### [BRANO FORNITO]

USA: Depressione post adozione, un fenomeno oramai dichiaratamente diffuso

First-World-ProblemsTutte le madri biologiche conoscono il significato del termine “depressione post partum”: una tristezza e un crescente malcontento che, nelle settimane che seguono la nascita di un figlio, sembrano incurabili.

Ma finora solo alcuni assistenti sociali, coinvolti nel mondo delle adozioni, avevano osato preparare le madri adottive ad una triste prospettiva: che dopo la gioia dell’adozione, dopo aver abbracciato il proprio piccolo, dopo che amici e famiglia avessero festeggiato l’accoglienza di un orfano, sarebbe arrivata anche per loro la depressione.

Adesso invece uno studio condotto dall’Università americana “Perdue”, ha dimostrato l’effettiva esistenza di questo fenomeno, chiamandolo ufficialmente Depressione post adozione: un male psichico che colpisce dal 18 al 26% delle madri adottive.

E dato che ogni anno negli Stati Uniti si adottano circa 120.000 bambini, gli studiosi hanno ammesso che più di 20 mila madri adottive hanno ragione a dirsi sopraffatte dalla nuova situazione di madre, a sentirsi inadeguate, sole e tristi. E ad aver diritto a chiedere aiuto a medici o psicofarmaci.

Il prestigioso quotidiano “Washington Post” ha pubblicato nei giorni scorsi un lungo articolo su questa nuova prognosi. Scritto da Amy Rogers Nazarov, madre adottiva che aveva sofferto lei stessa di una grave depressione post adozione, l’articolo racconta la sua storia.

### [COSA FARE]
Ricopia parola per parola l'intero brano sulla depressione post adozione. I record non hanno alcun legame con il brano.

### [RECORD FORNITI]
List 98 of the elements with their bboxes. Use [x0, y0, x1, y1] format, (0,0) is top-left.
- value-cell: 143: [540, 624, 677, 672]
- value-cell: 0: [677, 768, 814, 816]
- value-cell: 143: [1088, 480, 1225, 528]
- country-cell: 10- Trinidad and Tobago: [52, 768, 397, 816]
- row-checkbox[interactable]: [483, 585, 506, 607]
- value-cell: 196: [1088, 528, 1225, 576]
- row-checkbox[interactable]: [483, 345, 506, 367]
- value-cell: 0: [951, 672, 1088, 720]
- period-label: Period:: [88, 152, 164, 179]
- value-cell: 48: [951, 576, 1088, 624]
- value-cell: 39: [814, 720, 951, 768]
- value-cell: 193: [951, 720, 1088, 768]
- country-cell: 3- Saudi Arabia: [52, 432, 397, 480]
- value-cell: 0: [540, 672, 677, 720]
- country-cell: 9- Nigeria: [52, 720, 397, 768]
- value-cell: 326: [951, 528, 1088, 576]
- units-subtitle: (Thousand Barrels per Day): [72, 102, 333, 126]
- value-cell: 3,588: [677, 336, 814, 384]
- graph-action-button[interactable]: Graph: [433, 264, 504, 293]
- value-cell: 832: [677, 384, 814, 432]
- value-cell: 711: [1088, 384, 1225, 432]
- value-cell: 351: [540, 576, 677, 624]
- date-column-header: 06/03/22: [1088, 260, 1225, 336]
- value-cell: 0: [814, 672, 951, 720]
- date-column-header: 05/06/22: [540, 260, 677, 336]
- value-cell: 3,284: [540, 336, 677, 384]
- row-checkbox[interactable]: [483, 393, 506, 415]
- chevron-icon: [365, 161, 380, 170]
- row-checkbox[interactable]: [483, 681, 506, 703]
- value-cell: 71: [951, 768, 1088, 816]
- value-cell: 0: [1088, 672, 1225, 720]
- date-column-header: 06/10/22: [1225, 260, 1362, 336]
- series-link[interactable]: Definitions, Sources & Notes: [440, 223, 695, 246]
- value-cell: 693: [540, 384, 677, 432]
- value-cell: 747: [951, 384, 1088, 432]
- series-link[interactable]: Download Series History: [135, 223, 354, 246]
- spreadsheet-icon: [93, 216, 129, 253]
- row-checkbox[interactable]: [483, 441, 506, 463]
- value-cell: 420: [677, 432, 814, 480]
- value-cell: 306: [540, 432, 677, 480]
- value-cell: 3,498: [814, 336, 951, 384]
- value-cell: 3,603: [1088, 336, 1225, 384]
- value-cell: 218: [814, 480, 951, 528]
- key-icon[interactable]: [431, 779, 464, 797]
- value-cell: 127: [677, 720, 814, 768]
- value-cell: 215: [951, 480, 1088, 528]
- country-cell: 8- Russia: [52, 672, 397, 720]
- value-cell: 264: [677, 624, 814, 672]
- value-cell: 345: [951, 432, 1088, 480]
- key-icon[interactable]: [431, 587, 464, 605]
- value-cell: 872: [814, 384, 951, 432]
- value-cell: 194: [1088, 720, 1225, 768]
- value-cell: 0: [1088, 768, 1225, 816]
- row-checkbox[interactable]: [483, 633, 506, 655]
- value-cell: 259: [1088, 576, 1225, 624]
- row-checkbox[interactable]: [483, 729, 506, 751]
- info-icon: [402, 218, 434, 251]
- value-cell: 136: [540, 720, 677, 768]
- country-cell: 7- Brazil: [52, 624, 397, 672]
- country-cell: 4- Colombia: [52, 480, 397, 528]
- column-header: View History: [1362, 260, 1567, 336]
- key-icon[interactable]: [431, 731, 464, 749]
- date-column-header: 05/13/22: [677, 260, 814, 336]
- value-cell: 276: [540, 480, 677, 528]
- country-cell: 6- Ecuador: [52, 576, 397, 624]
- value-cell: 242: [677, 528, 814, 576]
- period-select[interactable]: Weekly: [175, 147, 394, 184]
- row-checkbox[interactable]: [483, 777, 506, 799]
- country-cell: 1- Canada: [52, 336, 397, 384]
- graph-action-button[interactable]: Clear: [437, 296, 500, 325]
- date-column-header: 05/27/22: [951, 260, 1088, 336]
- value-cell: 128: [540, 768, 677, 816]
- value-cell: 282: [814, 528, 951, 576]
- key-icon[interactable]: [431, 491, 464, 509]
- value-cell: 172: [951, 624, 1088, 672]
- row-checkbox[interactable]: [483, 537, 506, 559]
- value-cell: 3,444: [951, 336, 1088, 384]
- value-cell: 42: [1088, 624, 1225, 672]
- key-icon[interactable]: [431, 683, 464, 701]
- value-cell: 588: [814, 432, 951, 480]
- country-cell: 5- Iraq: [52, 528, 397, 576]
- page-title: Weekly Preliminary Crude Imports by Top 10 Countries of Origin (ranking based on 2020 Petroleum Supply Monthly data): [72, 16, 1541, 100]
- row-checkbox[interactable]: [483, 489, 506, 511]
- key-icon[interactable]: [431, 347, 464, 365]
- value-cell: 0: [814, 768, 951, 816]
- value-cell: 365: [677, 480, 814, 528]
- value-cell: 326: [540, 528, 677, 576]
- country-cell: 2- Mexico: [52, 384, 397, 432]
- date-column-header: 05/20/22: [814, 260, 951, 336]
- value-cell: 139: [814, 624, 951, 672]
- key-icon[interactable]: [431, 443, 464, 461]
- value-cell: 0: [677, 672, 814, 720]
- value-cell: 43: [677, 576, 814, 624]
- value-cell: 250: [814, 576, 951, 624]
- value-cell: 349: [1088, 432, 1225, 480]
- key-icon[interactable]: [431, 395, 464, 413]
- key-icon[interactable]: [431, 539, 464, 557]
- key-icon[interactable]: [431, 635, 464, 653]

### [RISULTATO RICHIESTO]
USA: Depressione post adozione, un fenomeno oramai dichiaratamente diffuso

First-World-ProblemsTutte le madri biologiche conoscono il significato del termine “depressione post partum”: una tristezza e un crescente malcontento che, nelle settimane che seguono la nascita di un figlio, sembrano incurabili.

Ma finora solo alcuni assistenti sociali, coinvolti nel mondo delle adozioni, avevano osato preparare le madri adottive ad una triste prospettiva: che dopo la gioia dell’adozione, dopo aver abbracciato il proprio piccolo, dopo che amici e famiglia avessero festeggiato l’accoglienza di un orfano, sarebbe arrivata anche per loro la depressione.

Adesso invece uno studio condotto dall’Università americana “Perdue”, ha dimostrato l’effettiva esistenza di questo fenomeno, chiamandolo ufficialmente Depressione post adozione: un male psichico che colpisce dal 18 al 26% delle madri adottive.

E dato che ogni anno negli Stati Uniti si adottano circa 120.000 bambini, gli studiosi hanno ammesso che più di 20 mila madri adottive hanno ragione a dirsi sopraffatte dalla nuova situazione di madre, a sentirsi inadeguate, sole e tristi. E ad aver diritto a chiedere aiuto a medici o psicofarmaci.

Il prestigioso quotidiano “Washington Post” ha pubblicato nei giorni scorsi un lungo articolo su questa nuova prognosi. Scritto da Amy Rogers Nazarov, madre adottiva che aveva sofferto lei stessa di una grave depressione post adozione, l’articolo racconta la sua storia.